━━━ RECORDS FOR THE EXERCISE

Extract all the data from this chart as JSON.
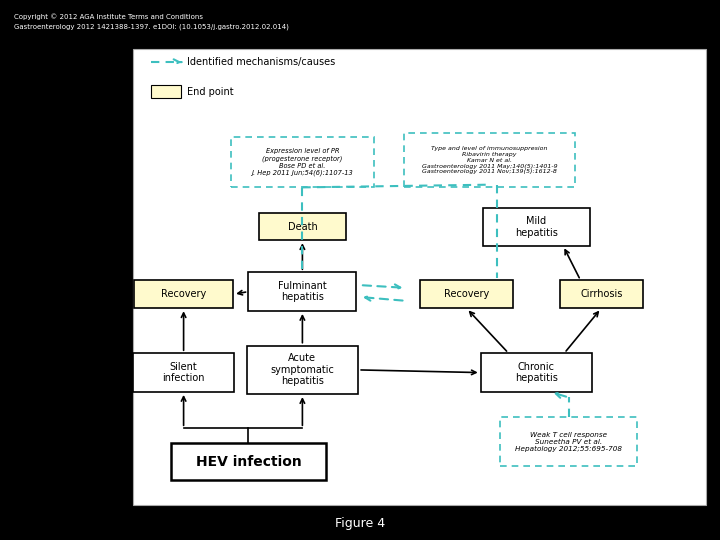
{
  "title": "Figure 4",
  "background_color": "#000000",
  "panel_background": "#ffffff",
  "teal_color": "#3DBFBF",
  "black_color": "#000000",
  "yellow_fill": "#FFFACD",
  "footer_line1": "Gastroenterology 2012 1421388-1397. e1DOI: (10.1053/j.gastro.2012.02.014)",
  "footer_line2": "Copyright © 2012 AGA Institute Terms and Conditions"
}
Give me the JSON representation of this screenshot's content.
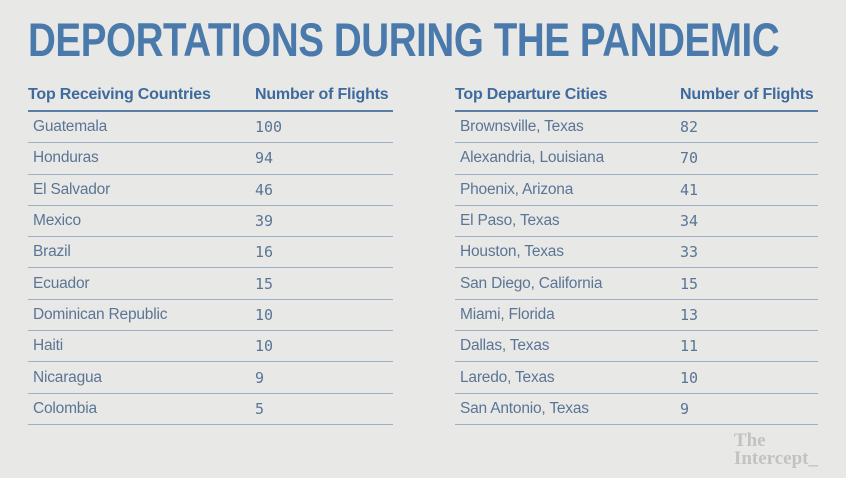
{
  "title": "DEPORTATIONS DURING THE PANDEMIC",
  "colors": {
    "background": "#e8e8e6",
    "title": "#4a79ab",
    "header_text": "#3e6a9e",
    "row_text": "#5a7595",
    "header_rule": "#5c7ea4",
    "row_rule": "#9db0c6",
    "logo": "#c2c2c2"
  },
  "tables": [
    {
      "name_header": "Top Receiving Countries",
      "value_header": "Number of Flights",
      "rows": [
        {
          "label": "Guatemala",
          "value": "100"
        },
        {
          "label": "Honduras",
          "value": "94"
        },
        {
          "label": "El Salvador",
          "value": "46"
        },
        {
          "label": "Mexico",
          "value": "39"
        },
        {
          "label": "Brazil",
          "value": "16"
        },
        {
          "label": "Ecuador",
          "value": "15"
        },
        {
          "label": "Dominican Republic",
          "value": "10"
        },
        {
          "label": "Haiti",
          "value": "10"
        },
        {
          "label": "Nicaragua",
          "value": "9"
        },
        {
          "label": "Colombia",
          "value": "5"
        }
      ]
    },
    {
      "name_header": "Top Departure Cities",
      "value_header": "Number of Flights",
      "rows": [
        {
          "label": "Brownsville, Texas",
          "value": "82"
        },
        {
          "label": "Alexandria, Louisiana",
          "value": "70"
        },
        {
          "label": "Phoenix, Arizona",
          "value": "41"
        },
        {
          "label": "El Paso, Texas",
          "value": "34"
        },
        {
          "label": "Houston, Texas",
          "value": "33"
        },
        {
          "label": "San Diego, California",
          "value": "15"
        },
        {
          "label": "Miami, Florida",
          "value": "13"
        },
        {
          "label": "Dallas, Texas",
          "value": "11"
        },
        {
          "label": "Laredo, Texas",
          "value": "10"
        },
        {
          "label": "San Antonio, Texas",
          "value": "9"
        }
      ]
    }
  ],
  "logo": {
    "line1": "The",
    "line2": "Intercept_"
  },
  "chart_data": [
    {
      "type": "table",
      "title": "Top Receiving Countries",
      "columns": [
        "Top Receiving Countries",
        "Number of Flights"
      ],
      "categories": [
        "Guatemala",
        "Honduras",
        "El Salvador",
        "Mexico",
        "Brazil",
        "Ecuador",
        "Dominican Republic",
        "Haiti",
        "Nicaragua",
        "Colombia"
      ],
      "values": [
        100,
        94,
        46,
        39,
        16,
        15,
        10,
        10,
        9,
        5
      ]
    },
    {
      "type": "table",
      "title": "Top Departure Cities",
      "columns": [
        "Top Departure Cities",
        "Number of Flights"
      ],
      "categories": [
        "Brownsville, Texas",
        "Alexandria, Louisiana",
        "Phoenix, Arizona",
        "El Paso, Texas",
        "Houston, Texas",
        "San Diego, California",
        "Miami, Florida",
        "Dallas, Texas",
        "Laredo, Texas",
        "San Antonio, Texas"
      ],
      "values": [
        82,
        70,
        41,
        34,
        33,
        15,
        13,
        11,
        10,
        9
      ]
    }
  ]
}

━━━━━━

WORK TO BE COMPLETED » Transcribe the material as is, with images omitted.

EXERCISE ANSWER »
Extract all the data from this chart as JSON.
{
  "title": "Figure 4",
  "background_color": "#000000",
  "panel_background": "#ffffff",
  "teal_color": "#3DBFBF",
  "black_color": "#000000",
  "yellow_fill": "#FFFACD",
  "footer_line1": "Gastroenterology 2012 1421388-1397. e1DOI: (10.1053/j.gastro.2012.02.014)",
  "footer_line2": "Copyright © 2012 AGA Institute Terms and Conditions"
}
Give me the JSON representation of this screenshot's content.
{
  "title": "DEPORTATIONS DURING THE PANDEMIC",
  "colors": {
    "background": "#e8e8e6",
    "title": "#4a79ab",
    "header_text": "#3e6a9e",
    "row_text": "#5a7595",
    "header_rule": "#5c7ea4",
    "row_rule": "#9db0c6",
    "logo": "#c2c2c2"
  },
  "tables": [
    {
      "name_header": "Top Receiving Countries",
      "value_header": "Number of Flights",
      "rows": [
        {
          "label": "Guatemala",
          "value": "100"
        },
        {
          "label": "Honduras",
          "value": "94"
        },
        {
          "label": "El Salvador",
          "value": "46"
        },
        {
          "label": "Mexico",
          "value": "39"
        },
        {
          "label": "Brazil",
          "value": "16"
        },
        {
          "label": "Ecuador",
          "value": "15"
        },
        {
          "label": "Dominican Republic",
          "value": "10"
        },
        {
          "label": "Haiti",
          "value": "10"
        },
        {
          "label": "Nicaragua",
          "value": "9"
        },
        {
          "label": "Colombia",
          "value": "5"
        }
      ]
    },
    {
      "name_header": "Top Departure Cities",
      "value_header": "Number of Flights",
      "rows": [
        {
          "label": "Brownsville, Texas",
          "value": "82"
        },
        {
          "label": "Alexandria, Louisiana",
          "value": "70"
        },
        {
          "label": "Phoenix, Arizona",
          "value": "41"
        },
        {
          "label": "El Paso, Texas",
          "value": "34"
        },
        {
          "label": "Houston, Texas",
          "value": "33"
        },
        {
          "label": "San Diego, California",
          "value": "15"
        },
        {
          "label": "Miami, Florida",
          "value": "13"
        },
        {
          "label": "Dallas, Texas",
          "value": "11"
        },
        {
          "label": "Laredo, Texas",
          "value": "10"
        },
        {
          "label": "San Antonio, Texas",
          "value": "9"
        }
      ]
    }
  ],
  "logo": {
    "line1": "The",
    "line2": "Intercept_"
  },
  "chart_data": [
    {
      "type": "table",
      "title": "Top Receiving Countries",
      "columns": [
        "Top Receiving Countries",
        "Number of Flights"
      ],
      "categories": [
        "Guatemala",
        "Honduras",
        "El Salvador",
        "Mexico",
        "Brazil",
        "Ecuador",
        "Dominican Republic",
        "Haiti",
        "Nicaragua",
        "Colombia"
      ],
      "values": [
        100,
        94,
        46,
        39,
        16,
        15,
        10,
        10,
        9,
        5
      ]
    },
    {
      "type": "table",
      "title": "Top Departure Cities",
      "columns": [
        "Top Departure Cities",
        "Number of Flights"
      ],
      "categories": [
        "Brownsville, Texas",
        "Alexandria, Louisiana",
        "Phoenix, Arizona",
        "El Paso, Texas",
        "Houston, Texas",
        "San Diego, California",
        "Miami, Florida",
        "Dallas, Texas",
        "Laredo, Texas",
        "San Antonio, Texas"
      ],
      "values": [
        82,
        70,
        41,
        34,
        33,
        15,
        13,
        11,
        10,
        9
      ]
    }
  ]
}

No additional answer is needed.